Data in this exercise:

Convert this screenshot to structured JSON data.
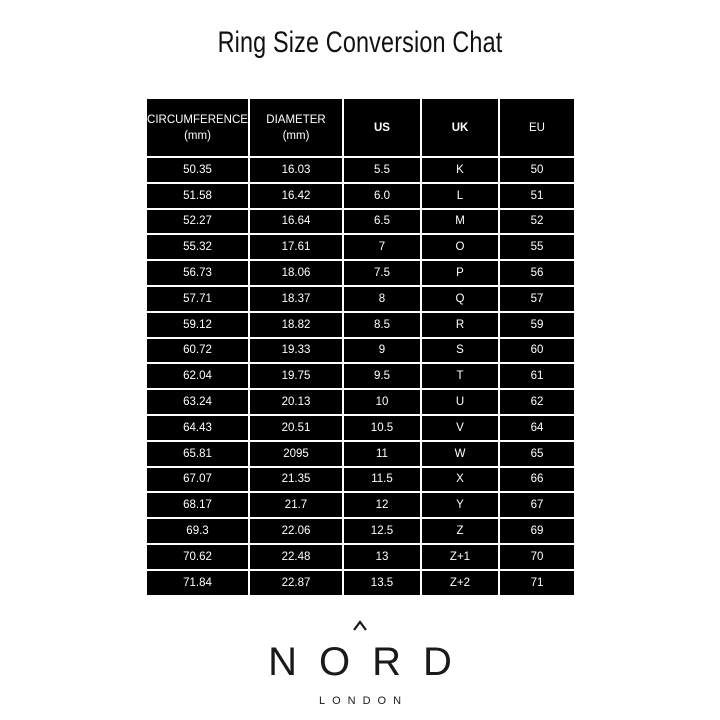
{
  "title": "Ring Size Conversion Chat",
  "table": {
    "headers": [
      {
        "line1": "CIRCUMFERENCE",
        "line2": "(mm)"
      },
      {
        "line1": "DIAMETER",
        "line2": "(mm)"
      },
      {
        "line1": "US",
        "line2": ""
      },
      {
        "line1": "UK",
        "line2": ""
      },
      {
        "line1": "EU",
        "line2": ""
      }
    ],
    "rows": [
      [
        "50.35",
        "16.03",
        "5.5",
        "K",
        "50"
      ],
      [
        "51.58",
        "16.42",
        "6.0",
        "L",
        "51"
      ],
      [
        "52.27",
        "16.64",
        "6.5",
        "M",
        "52"
      ],
      [
        "55.32",
        "17.61",
        "7",
        "O",
        "55"
      ],
      [
        "56.73",
        "18.06",
        "7.5",
        "P",
        "56"
      ],
      [
        "57.71",
        "18.37",
        "8",
        "Q",
        "57"
      ],
      [
        "59.12",
        "18.82",
        "8.5",
        "R",
        "59"
      ],
      [
        "60.72",
        "19.33",
        "9",
        "S",
        "60"
      ],
      [
        "62.04",
        "19.75",
        "9.5",
        "T",
        "61"
      ],
      [
        "63.24",
        "20.13",
        "10",
        "U",
        "62"
      ],
      [
        "64.43",
        "20.51",
        "10.5",
        "V",
        "64"
      ],
      [
        "65.81",
        "2095",
        "11",
        "W",
        "65"
      ],
      [
        "67.07",
        "21.35",
        "11.5",
        "X",
        "66"
      ],
      [
        "68.17",
        "21.7",
        "12",
        "Y",
        "67"
      ],
      [
        "69.3",
        "22.06",
        "12.5",
        "Z",
        "69"
      ],
      [
        "70.62",
        "22.48",
        "13",
        "Z+1",
        "70"
      ],
      [
        "71.84",
        "22.87",
        "13.5",
        "Z+2",
        "71"
      ]
    ]
  },
  "logo": {
    "name": "NORD",
    "sub": "LONDON"
  }
}
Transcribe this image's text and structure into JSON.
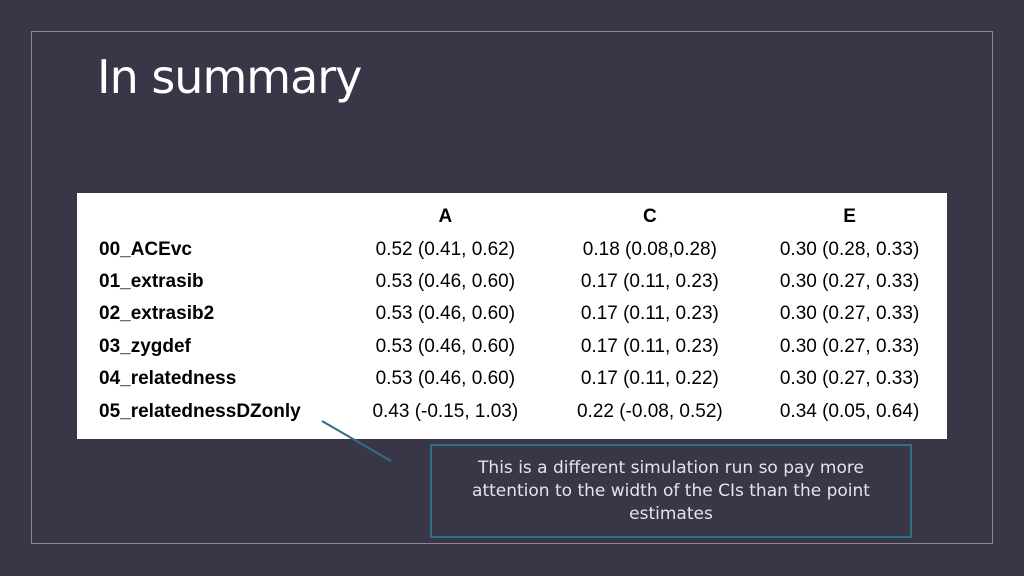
{
  "slide": {
    "title": "In summary"
  },
  "table": {
    "headers": [
      "",
      "A",
      "C",
      "E"
    ],
    "rows": [
      {
        "model": "00_ACEvc",
        "A": "0.52 (0.41, 0.62)",
        "C": "0.18 (0.08,0.28)",
        "E": "0.30 (0.28, 0.33)"
      },
      {
        "model": "01_extrasib",
        "A": "0.53 (0.46, 0.60)",
        "C": "0.17 (0.11, 0.23)",
        "E": "0.30 (0.27, 0.33)"
      },
      {
        "model": "02_extrasib2",
        "A": "0.53 (0.46, 0.60)",
        "C": "0.17 (0.11, 0.23)",
        "E": "0.30 (0.27, 0.33)"
      },
      {
        "model": "03_zygdef",
        "A": "0.53 (0.46, 0.60)",
        "C": "0.17 (0.11, 0.23)",
        "E": "0.30 (0.27, 0.33)"
      },
      {
        "model": "04_relatedness",
        "A": "0.53 (0.46, 0.60)",
        "C": "0.17 (0.11, 0.22)",
        "E": "0.30 (0.27, 0.33)"
      },
      {
        "model": "05_relatednessDZonly",
        "A": "0.43 (-0.15, 1.03)",
        "C": "0.22 (-0.08, 0.52)",
        "E": "0.34 (0.05, 0.64)"
      }
    ]
  },
  "callout": {
    "text": "This is a different simulation run so pay more attention to the width of the CIs than the point estimates"
  },
  "colors": {
    "background": "#393648",
    "frame": "#8a8796",
    "callout_border": "#2e6f84",
    "connector": "#2e6f84"
  }
}
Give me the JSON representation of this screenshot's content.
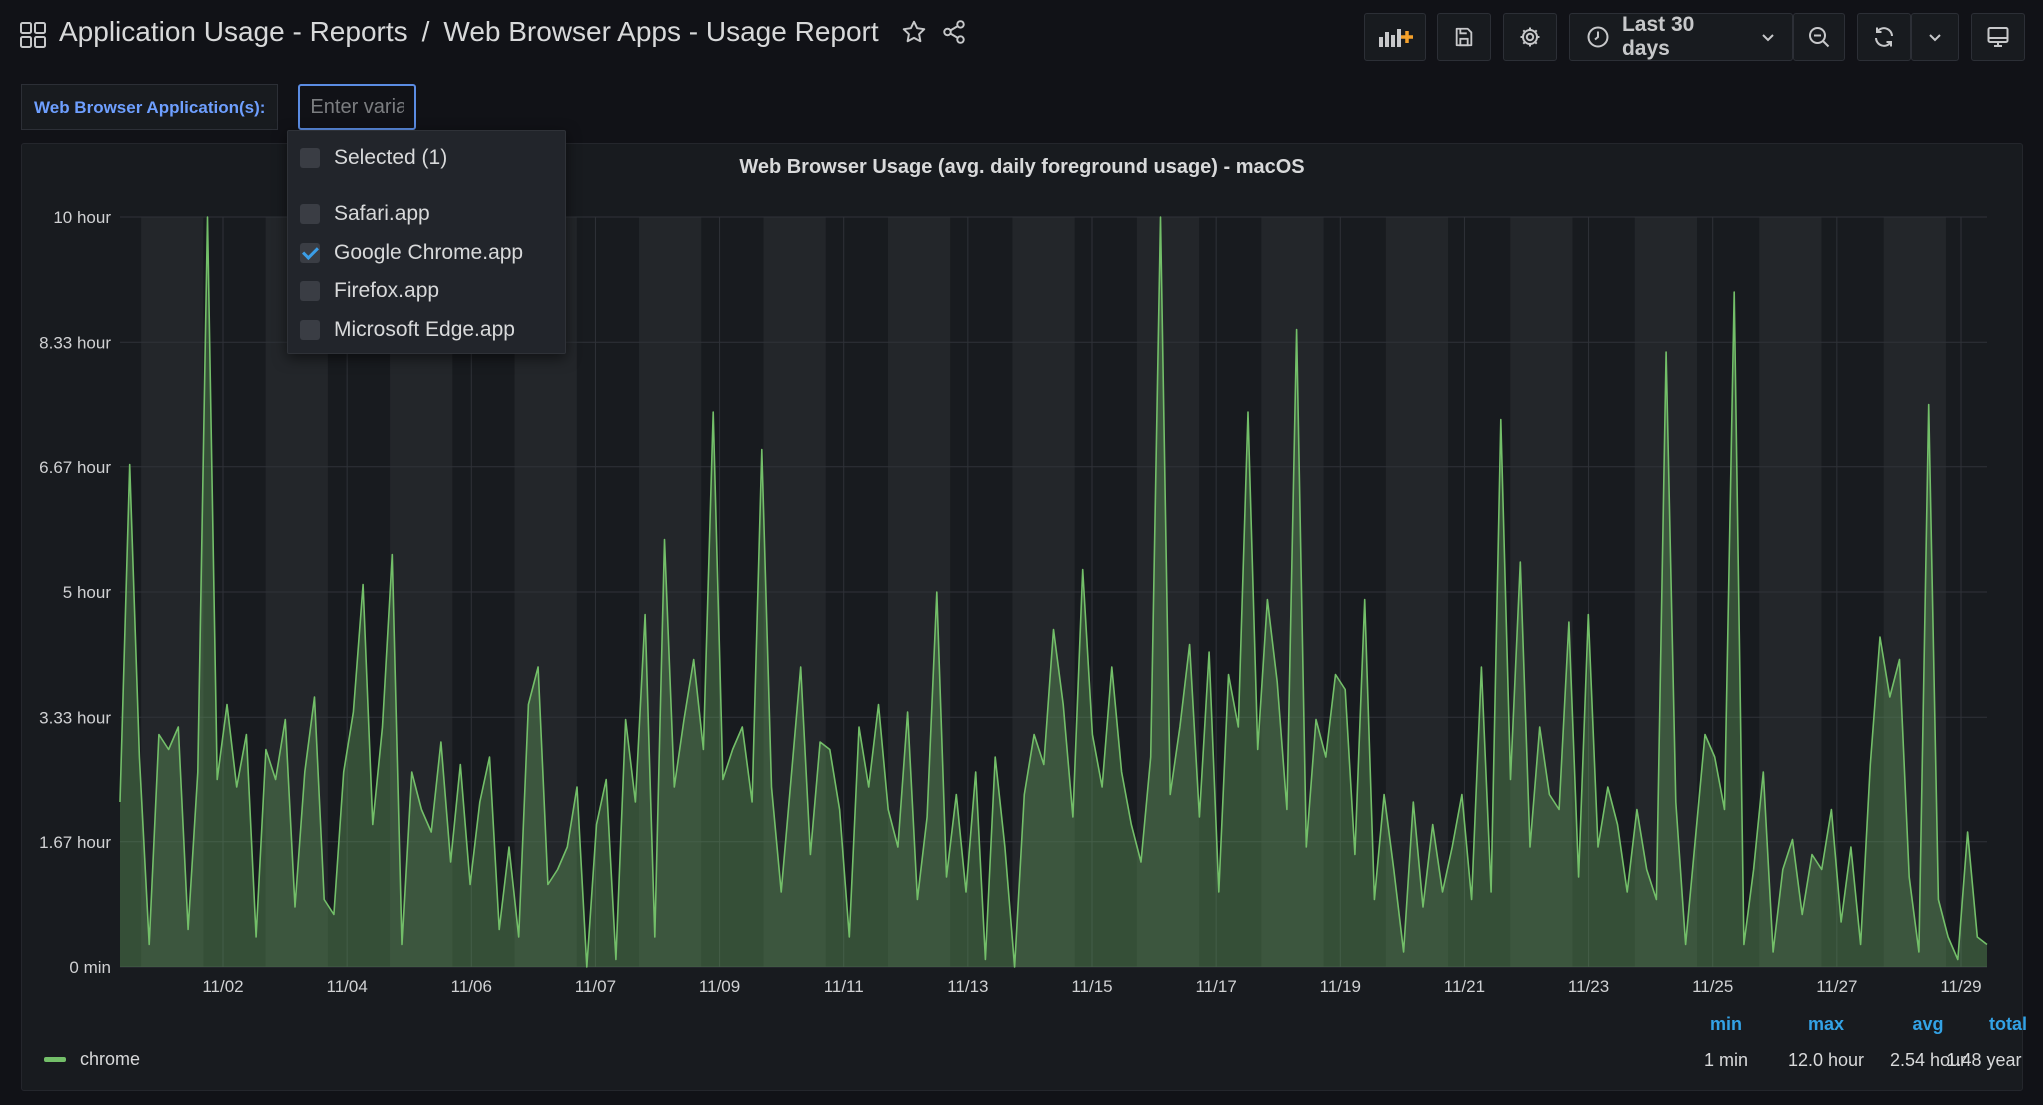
{
  "header": {
    "breadcrumb_folder": "Application Usage - Reports",
    "breadcrumb_separator": "/",
    "dashboard_title": "Web Browser Apps - Usage Report",
    "time_range": "Last 30 days"
  },
  "variable": {
    "label": "Web Browser Application(s):",
    "placeholder": "Enter variable value",
    "dropdown": {
      "selected_label": "Selected (1)",
      "options": [
        {
          "label": "Safari.app",
          "checked": false
        },
        {
          "label": "Google Chrome.app",
          "checked": true
        },
        {
          "label": "Firefox.app",
          "checked": false
        },
        {
          "label": "Microsoft Edge.app",
          "checked": false
        }
      ]
    }
  },
  "panel": {
    "title": "Web Browser Usage (avg. daily foreground usage) - macOS"
  },
  "legend": {
    "series_name": "chrome",
    "stats_headers": [
      "min",
      "max",
      "avg",
      "total"
    ],
    "stats_values": [
      "1 min",
      "12.0 hour",
      "2.54 hour",
      "1.48 year"
    ]
  },
  "colors": {
    "series": "#73bf69",
    "stat_header": "#33a2e5",
    "variable_label": "#6e9fff"
  },
  "chart_data": {
    "type": "area",
    "ylabel": "",
    "y_tick_labels": [
      "0 min",
      "1.67 hour",
      "3.33 hour",
      "5 hour",
      "6.67 hour",
      "8.33 hour",
      "10 hour"
    ],
    "y_tick_values": [
      0,
      1.67,
      3.33,
      5,
      6.67,
      8.33,
      10
    ],
    "ylim": [
      0,
      10
    ],
    "x_tick_labels": [
      "11/02",
      "11/04",
      "11/06",
      "11/07",
      "11/09",
      "11/11",
      "11/13",
      "11/15",
      "11/17",
      "11/19",
      "11/21",
      "11/23",
      "11/25",
      "11/27",
      "11/29"
    ],
    "grid": true,
    "series": [
      {
        "name": "chrome",
        "values": [
          2.2,
          6.7,
          2.8,
          0.3,
          3.1,
          2.9,
          3.2,
          0.5,
          2.6,
          10.0,
          2.5,
          3.5,
          2.4,
          3.1,
          0.4,
          2.9,
          2.5,
          3.3,
          0.8,
          2.6,
          3.6,
          0.9,
          0.7,
          2.6,
          3.4,
          5.1,
          1.9,
          3.2,
          5.5,
          0.3,
          2.6,
          2.1,
          1.8,
          3.0,
          1.4,
          2.7,
          1.1,
          2.2,
          2.8,
          0.5,
          1.6,
          0.4,
          3.5,
          4.0,
          1.1,
          1.3,
          1.6,
          2.4,
          0.0,
          1.9,
          2.5,
          0.1,
          3.3,
          2.2,
          4.7,
          0.4,
          5.7,
          2.4,
          3.3,
          4.1,
          2.9,
          7.4,
          2.5,
          2.9,
          3.2,
          2.2,
          6.9,
          2.4,
          1.0,
          2.5,
          4.0,
          1.5,
          3.0,
          2.9,
          2.1,
          0.4,
          3.2,
          2.4,
          3.5,
          2.1,
          1.6,
          3.4,
          0.9,
          2.0,
          5.0,
          1.2,
          2.3,
          1.0,
          2.6,
          0.1,
          2.8,
          1.6,
          0.0,
          2.3,
          3.1,
          2.7,
          4.5,
          3.5,
          2.0,
          5.3,
          3.1,
          2.4,
          4.0,
          2.6,
          1.9,
          1.4,
          2.8,
          10.0,
          2.3,
          3.2,
          4.3,
          2.0,
          4.2,
          1.0,
          3.9,
          3.2,
          7.4,
          2.9,
          4.9,
          3.8,
          2.1,
          8.5,
          1.6,
          3.3,
          2.8,
          3.9,
          3.7,
          1.5,
          4.9,
          0.9,
          2.3,
          1.3,
          0.2,
          2.2,
          0.8,
          1.9,
          1.0,
          1.6,
          2.3,
          0.9,
          4.0,
          1.0,
          7.3,
          2.5,
          5.4,
          1.6,
          3.2,
          2.3,
          2.1,
          4.6,
          1.2,
          4.7,
          1.6,
          2.4,
          1.9,
          1.0,
          2.1,
          1.3,
          0.9,
          8.2,
          2.2,
          0.3,
          1.7,
          3.1,
          2.8,
          2.1,
          9.0,
          0.3,
          1.3,
          2.6,
          0.2,
          1.3,
          1.7,
          0.7,
          1.5,
          1.3,
          2.1,
          0.6,
          1.6,
          0.3,
          2.7,
          4.4,
          3.6,
          4.1,
          1.2,
          0.2,
          7.5,
          0.9,
          0.4,
          0.1,
          1.8,
          0.4,
          0.3
        ]
      }
    ]
  }
}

What is needed: Copy each line of the records above that carries the word "screenshot".

Result of the task:
Convert this screenshot to structured JSON data.
Give me the JSON representation of this screenshot's content.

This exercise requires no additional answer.